◆ Stored records:
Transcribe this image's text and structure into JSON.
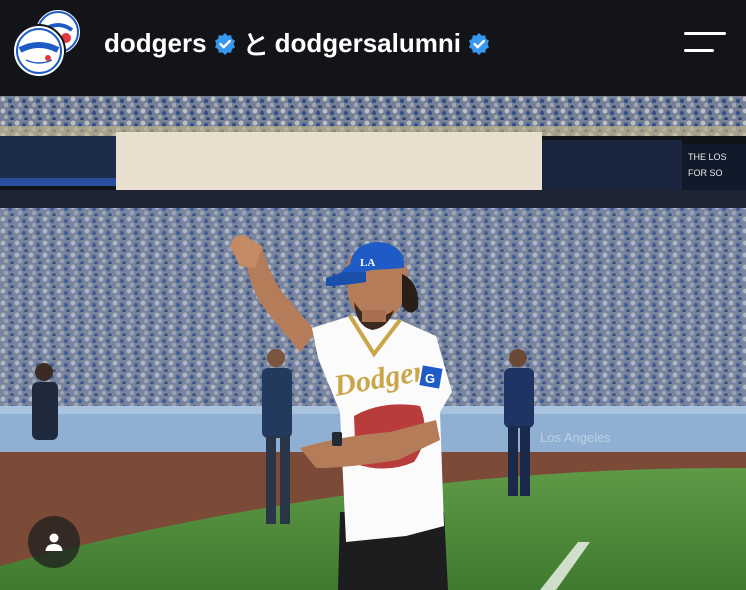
{
  "header": {
    "account_primary": "dodgers",
    "connector": "と",
    "account_secondary": "dodgersalumni",
    "avatar_primary_icon": "dodgers-logo-icon",
    "avatar_secondary_icon": "dodgers-alumni-logo-icon",
    "verified_icon": "verified-badge-icon",
    "verified_color": "#3897f0",
    "menu_icon": "menu-icon"
  },
  "photo": {
    "cap_logo_text": "LA",
    "jersey_script": "Dodgers",
    "sleeve_patch": "G",
    "scoreboard_fragment": "THE LOS\nFOR SO"
  },
  "overlay": {
    "profile_icon": "person-icon"
  },
  "colors": {
    "header_bg": "#121418",
    "dodger_blue": "#1e5bc6",
    "grass": "#4c8a3a",
    "jersey_gold": "#c9a64a"
  }
}
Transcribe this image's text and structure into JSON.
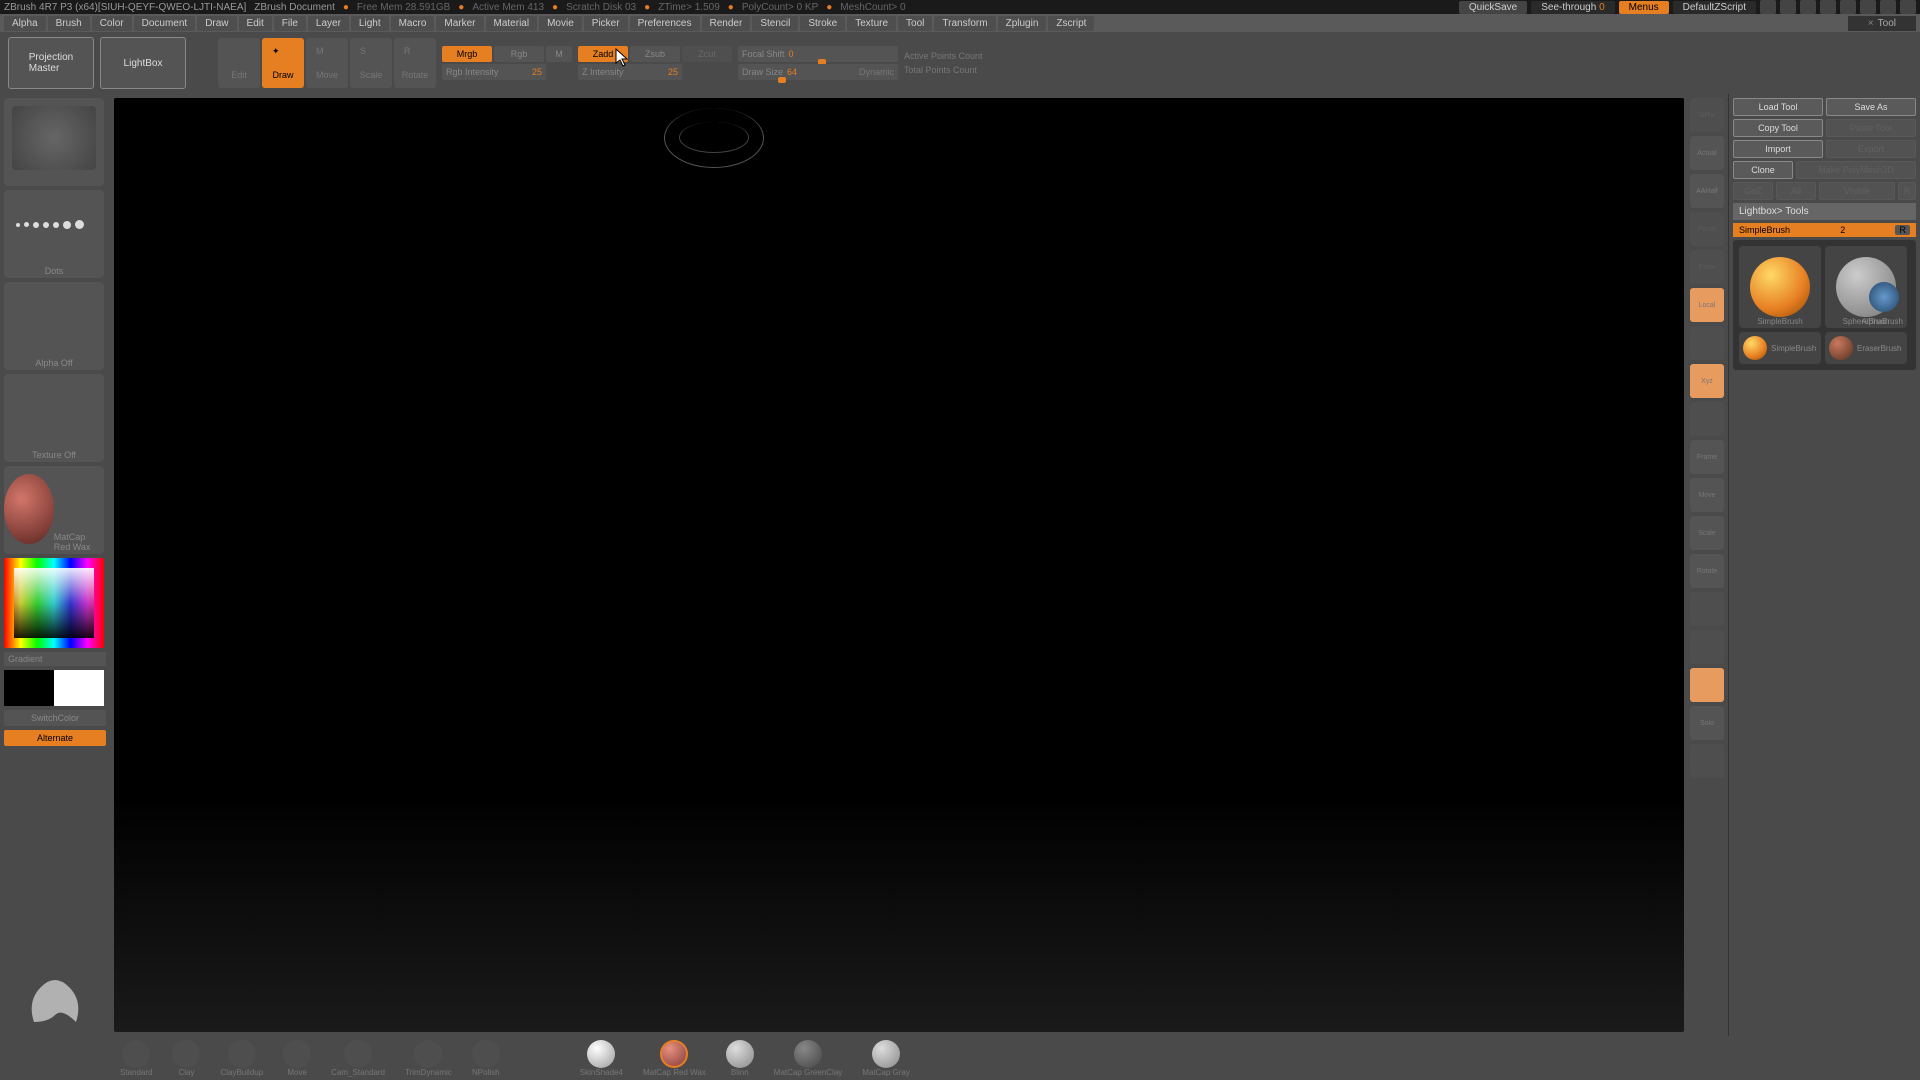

◆ Task directions:
Write out the full listing verbatim, excluding its pictures.

◆ Expected answer:
Transcribe this image's text and structure into JSON.
{
  "header": {
    "account_primary": "dodgers",
    "connector": "と",
    "account_secondary": "dodgersalumni",
    "avatar_primary_icon": "dodgers-logo-icon",
    "avatar_secondary_icon": "dodgers-alumni-logo-icon",
    "verified_icon": "verified-badge-icon",
    "verified_color": "#3897f0",
    "menu_icon": "menu-icon"
  },
  "photo": {
    "cap_logo_text": "LA",
    "jersey_script": "Dodgers",
    "sleeve_patch": "G",
    "scoreboard_fragment": "THE LOS\nFOR SO"
  },
  "overlay": {
    "profile_icon": "person-icon"
  },
  "colors": {
    "header_bg": "#121418",
    "dodger_blue": "#1e5bc6",
    "grass": "#4c8a3a",
    "jersey_gold": "#c9a64a"
  }
}
Transcribe this image's text and structure into JSON.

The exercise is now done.